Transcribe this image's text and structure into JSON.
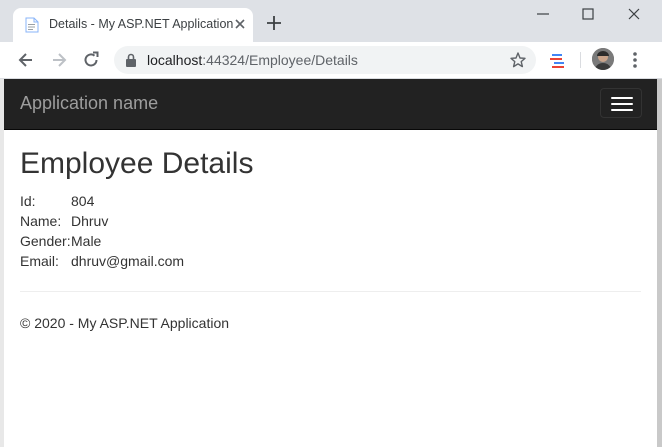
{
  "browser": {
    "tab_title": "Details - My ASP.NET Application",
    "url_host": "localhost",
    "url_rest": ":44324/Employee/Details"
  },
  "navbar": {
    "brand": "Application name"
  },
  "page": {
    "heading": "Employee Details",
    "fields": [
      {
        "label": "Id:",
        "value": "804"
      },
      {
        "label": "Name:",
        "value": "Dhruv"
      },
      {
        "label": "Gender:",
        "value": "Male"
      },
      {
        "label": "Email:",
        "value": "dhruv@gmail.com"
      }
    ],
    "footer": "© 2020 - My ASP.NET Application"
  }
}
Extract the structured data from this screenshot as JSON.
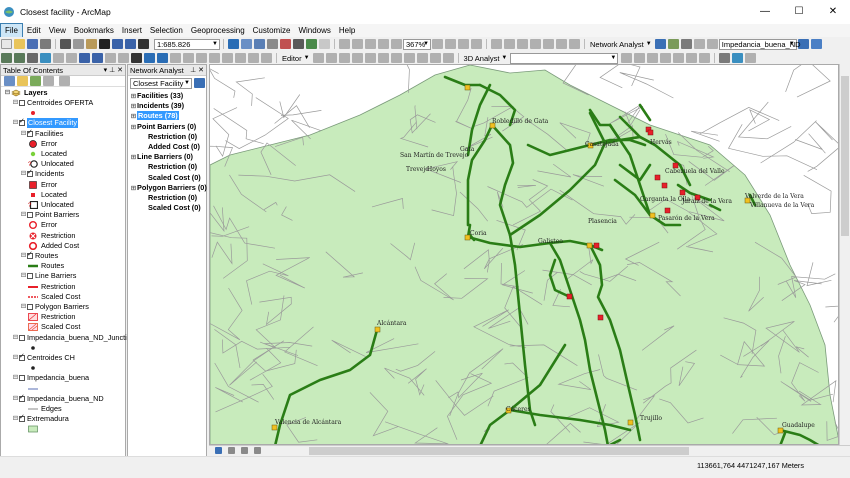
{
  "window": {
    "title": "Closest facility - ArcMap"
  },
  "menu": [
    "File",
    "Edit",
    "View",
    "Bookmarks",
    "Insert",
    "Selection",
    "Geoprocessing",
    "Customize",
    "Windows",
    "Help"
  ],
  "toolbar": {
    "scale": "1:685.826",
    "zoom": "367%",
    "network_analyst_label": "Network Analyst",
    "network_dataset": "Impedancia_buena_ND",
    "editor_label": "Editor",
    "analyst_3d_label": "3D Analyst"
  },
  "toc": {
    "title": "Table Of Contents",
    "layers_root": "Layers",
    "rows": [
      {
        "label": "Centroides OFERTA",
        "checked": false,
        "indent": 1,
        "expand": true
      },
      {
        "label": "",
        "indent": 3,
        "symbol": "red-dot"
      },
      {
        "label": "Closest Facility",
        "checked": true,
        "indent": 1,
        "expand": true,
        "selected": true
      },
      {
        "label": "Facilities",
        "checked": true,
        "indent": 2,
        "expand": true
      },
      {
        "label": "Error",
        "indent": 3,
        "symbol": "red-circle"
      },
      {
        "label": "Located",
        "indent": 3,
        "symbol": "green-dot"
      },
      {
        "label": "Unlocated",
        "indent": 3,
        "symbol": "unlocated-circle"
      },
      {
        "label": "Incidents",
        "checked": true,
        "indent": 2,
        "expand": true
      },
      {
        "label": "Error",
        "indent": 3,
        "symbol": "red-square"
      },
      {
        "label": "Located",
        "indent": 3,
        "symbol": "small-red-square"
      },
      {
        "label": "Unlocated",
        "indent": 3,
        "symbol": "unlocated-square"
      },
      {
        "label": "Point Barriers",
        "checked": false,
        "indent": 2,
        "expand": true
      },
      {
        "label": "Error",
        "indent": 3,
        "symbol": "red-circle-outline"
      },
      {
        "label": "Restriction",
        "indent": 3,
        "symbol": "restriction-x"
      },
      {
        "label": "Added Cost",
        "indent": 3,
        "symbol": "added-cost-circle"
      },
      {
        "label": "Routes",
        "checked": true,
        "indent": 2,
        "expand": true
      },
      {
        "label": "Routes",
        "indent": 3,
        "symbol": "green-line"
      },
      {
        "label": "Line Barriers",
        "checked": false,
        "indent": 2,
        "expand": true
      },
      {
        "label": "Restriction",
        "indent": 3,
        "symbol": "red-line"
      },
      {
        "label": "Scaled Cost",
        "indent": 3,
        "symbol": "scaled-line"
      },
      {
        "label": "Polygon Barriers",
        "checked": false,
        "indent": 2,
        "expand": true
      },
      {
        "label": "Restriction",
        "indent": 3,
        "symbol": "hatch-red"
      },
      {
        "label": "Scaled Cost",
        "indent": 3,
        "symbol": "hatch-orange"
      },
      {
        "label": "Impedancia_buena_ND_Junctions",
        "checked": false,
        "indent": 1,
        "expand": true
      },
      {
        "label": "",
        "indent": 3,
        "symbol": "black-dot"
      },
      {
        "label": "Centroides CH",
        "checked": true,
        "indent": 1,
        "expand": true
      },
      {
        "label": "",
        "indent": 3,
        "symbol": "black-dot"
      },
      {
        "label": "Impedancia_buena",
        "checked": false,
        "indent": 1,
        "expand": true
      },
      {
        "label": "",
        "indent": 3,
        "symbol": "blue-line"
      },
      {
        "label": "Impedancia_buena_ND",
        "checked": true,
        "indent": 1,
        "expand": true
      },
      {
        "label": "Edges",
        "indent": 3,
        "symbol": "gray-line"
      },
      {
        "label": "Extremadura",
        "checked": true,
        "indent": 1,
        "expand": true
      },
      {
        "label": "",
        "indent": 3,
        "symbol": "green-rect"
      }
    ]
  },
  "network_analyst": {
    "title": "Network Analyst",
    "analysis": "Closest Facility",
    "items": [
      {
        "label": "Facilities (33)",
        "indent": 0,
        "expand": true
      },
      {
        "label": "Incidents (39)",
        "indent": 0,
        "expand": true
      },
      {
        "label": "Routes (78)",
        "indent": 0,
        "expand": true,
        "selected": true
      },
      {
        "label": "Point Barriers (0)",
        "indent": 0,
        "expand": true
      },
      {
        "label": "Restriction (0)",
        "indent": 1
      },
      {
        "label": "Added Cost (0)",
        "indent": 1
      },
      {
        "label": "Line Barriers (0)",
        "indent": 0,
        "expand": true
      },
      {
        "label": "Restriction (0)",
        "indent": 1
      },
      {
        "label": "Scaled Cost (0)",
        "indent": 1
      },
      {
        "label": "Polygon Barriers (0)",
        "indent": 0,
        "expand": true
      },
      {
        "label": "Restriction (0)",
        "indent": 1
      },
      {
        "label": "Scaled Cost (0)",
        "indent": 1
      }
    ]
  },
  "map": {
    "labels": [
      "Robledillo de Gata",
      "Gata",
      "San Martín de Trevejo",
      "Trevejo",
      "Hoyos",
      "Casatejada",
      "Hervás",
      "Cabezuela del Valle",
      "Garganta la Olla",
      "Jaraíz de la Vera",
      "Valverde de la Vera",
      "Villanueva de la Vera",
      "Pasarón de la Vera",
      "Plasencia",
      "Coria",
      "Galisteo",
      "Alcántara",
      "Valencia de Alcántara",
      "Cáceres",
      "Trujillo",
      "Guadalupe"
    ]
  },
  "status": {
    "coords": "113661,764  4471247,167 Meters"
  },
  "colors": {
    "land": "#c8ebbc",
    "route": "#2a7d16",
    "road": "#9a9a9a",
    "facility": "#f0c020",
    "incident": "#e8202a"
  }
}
◆ ◆ ◆
> Problem details: Every entry must be written out exactly, with all pictures left out.

> Answer to this exercise:
Transcribe this image's text and structure into JSON.
{
  "browser": {
    "tab_title": "Details - My ASP.NET Application",
    "url_host": "localhost",
    "url_rest": ":44324/Employee/Details"
  },
  "navbar": {
    "brand": "Application name"
  },
  "page": {
    "heading": "Employee Details",
    "fields": [
      {
        "label": "Id:",
        "value": "804"
      },
      {
        "label": "Name:",
        "value": "Dhruv"
      },
      {
        "label": "Gender:",
        "value": "Male"
      },
      {
        "label": "Email:",
        "value": "dhruv@gmail.com"
      }
    ],
    "footer": "© 2020 - My ASP.NET Application"
  }
}
Extract the structured data from this screenshot as JSON.
{
  "window": {
    "title": "Closest facility - ArcMap"
  },
  "menu": [
    "File",
    "Edit",
    "View",
    "Bookmarks",
    "Insert",
    "Selection",
    "Geoprocessing",
    "Customize",
    "Windows",
    "Help"
  ],
  "toolbar": {
    "scale": "1:685.826",
    "zoom": "367%",
    "network_analyst_label": "Network Analyst",
    "network_dataset": "Impedancia_buena_ND",
    "editor_label": "Editor",
    "analyst_3d_label": "3D Analyst"
  },
  "toc": {
    "title": "Table Of Contents",
    "layers_root": "Layers",
    "rows": [
      {
        "label": "Centroides OFERTA",
        "checked": false,
        "indent": 1,
        "expand": true
      },
      {
        "label": "",
        "indent": 3,
        "symbol": "red-dot"
      },
      {
        "label": "Closest Facility",
        "checked": true,
        "indent": 1,
        "expand": true,
        "selected": true
      },
      {
        "label": "Facilities",
        "checked": true,
        "indent": 2,
        "expand": true
      },
      {
        "label": "Error",
        "indent": 3,
        "symbol": "red-circle"
      },
      {
        "label": "Located",
        "indent": 3,
        "symbol": "green-dot"
      },
      {
        "label": "Unlocated",
        "indent": 3,
        "symbol": "unlocated-circle"
      },
      {
        "label": "Incidents",
        "checked": true,
        "indent": 2,
        "expand": true
      },
      {
        "label": "Error",
        "indent": 3,
        "symbol": "red-square"
      },
      {
        "label": "Located",
        "indent": 3,
        "symbol": "small-red-square"
      },
      {
        "label": "Unlocated",
        "indent": 3,
        "symbol": "unlocated-square"
      },
      {
        "label": "Point Barriers",
        "checked": false,
        "indent": 2,
        "expand": true
      },
      {
        "label": "Error",
        "indent": 3,
        "symbol": "red-circle-outline"
      },
      {
        "label": "Restriction",
        "indent": 3,
        "symbol": "restriction-x"
      },
      {
        "label": "Added Cost",
        "indent": 3,
        "symbol": "added-cost-circle"
      },
      {
        "label": "Routes",
        "checked": true,
        "indent": 2,
        "expand": true
      },
      {
        "label": "Routes",
        "indent": 3,
        "symbol": "green-line"
      },
      {
        "label": "Line Barriers",
        "checked": false,
        "indent": 2,
        "expand": true
      },
      {
        "label": "Restriction",
        "indent": 3,
        "symbol": "red-line"
      },
      {
        "label": "Scaled Cost",
        "indent": 3,
        "symbol": "scaled-line"
      },
      {
        "label": "Polygon Barriers",
        "checked": false,
        "indent": 2,
        "expand": true
      },
      {
        "label": "Restriction",
        "indent": 3,
        "symbol": "hatch-red"
      },
      {
        "label": "Scaled Cost",
        "indent": 3,
        "symbol": "hatch-orange"
      },
      {
        "label": "Impedancia_buena_ND_Junctions",
        "checked": false,
        "indent": 1,
        "expand": true
      },
      {
        "label": "",
        "indent": 3,
        "symbol": "black-dot"
      },
      {
        "label": "Centroides CH",
        "checked": true,
        "indent": 1,
        "expand": true
      },
      {
        "label": "",
        "indent": 3,
        "symbol": "black-dot"
      },
      {
        "label": "Impedancia_buena",
        "checked": false,
        "indent": 1,
        "expand": true
      },
      {
        "label": "",
        "indent": 3,
        "symbol": "blue-line"
      },
      {
        "label": "Impedancia_buena_ND",
        "checked": true,
        "indent": 1,
        "expand": true
      },
      {
        "label": "Edges",
        "indent": 3,
        "symbol": "gray-line"
      },
      {
        "label": "Extremadura",
        "checked": true,
        "indent": 1,
        "expand": true
      },
      {
        "label": "",
        "indent": 3,
        "symbol": "green-rect"
      }
    ]
  },
  "network_analyst": {
    "title": "Network Analyst",
    "analysis": "Closest Facility",
    "items": [
      {
        "label": "Facilities (33)",
        "indent": 0,
        "expand": true
      },
      {
        "label": "Incidents (39)",
        "indent": 0,
        "expand": true
      },
      {
        "label": "Routes (78)",
        "indent": 0,
        "expand": true,
        "selected": true
      },
      {
        "label": "Point Barriers (0)",
        "indent": 0,
        "expand": true
      },
      {
        "label": "Restriction (0)",
        "indent": 1
      },
      {
        "label": "Added Cost (0)",
        "indent": 1
      },
      {
        "label": "Line Barriers (0)",
        "indent": 0,
        "expand": true
      },
      {
        "label": "Restriction (0)",
        "indent": 1
      },
      {
        "label": "Scaled Cost (0)",
        "indent": 1
      },
      {
        "label": "Polygon Barriers (0)",
        "indent": 0,
        "expand": true
      },
      {
        "label": "Restriction (0)",
        "indent": 1
      },
      {
        "label": "Scaled Cost (0)",
        "indent": 1
      }
    ]
  },
  "map": {
    "labels": [
      "Robledillo de Gata",
      "Gata",
      "San Martín de Trevejo",
      "Trevejo",
      "Hoyos",
      "Casatejada",
      "Hervás",
      "Cabezuela del Valle",
      "Garganta la Olla",
      "Jaraíz de la Vera",
      "Valverde de la Vera",
      "Villanueva de la Vera",
      "Pasarón de la Vera",
      "Plasencia",
      "Coria",
      "Galisteo",
      "Alcántara",
      "Valencia de Alcántara",
      "Cáceres",
      "Trujillo",
      "Guadalupe"
    ]
  },
  "status": {
    "coords": "113661,764  4471247,167 Meters"
  },
  "colors": {
    "land": "#c8ebbc",
    "route": "#2a7d16",
    "road": "#9a9a9a",
    "facility": "#f0c020",
    "incident": "#e8202a"
  }
}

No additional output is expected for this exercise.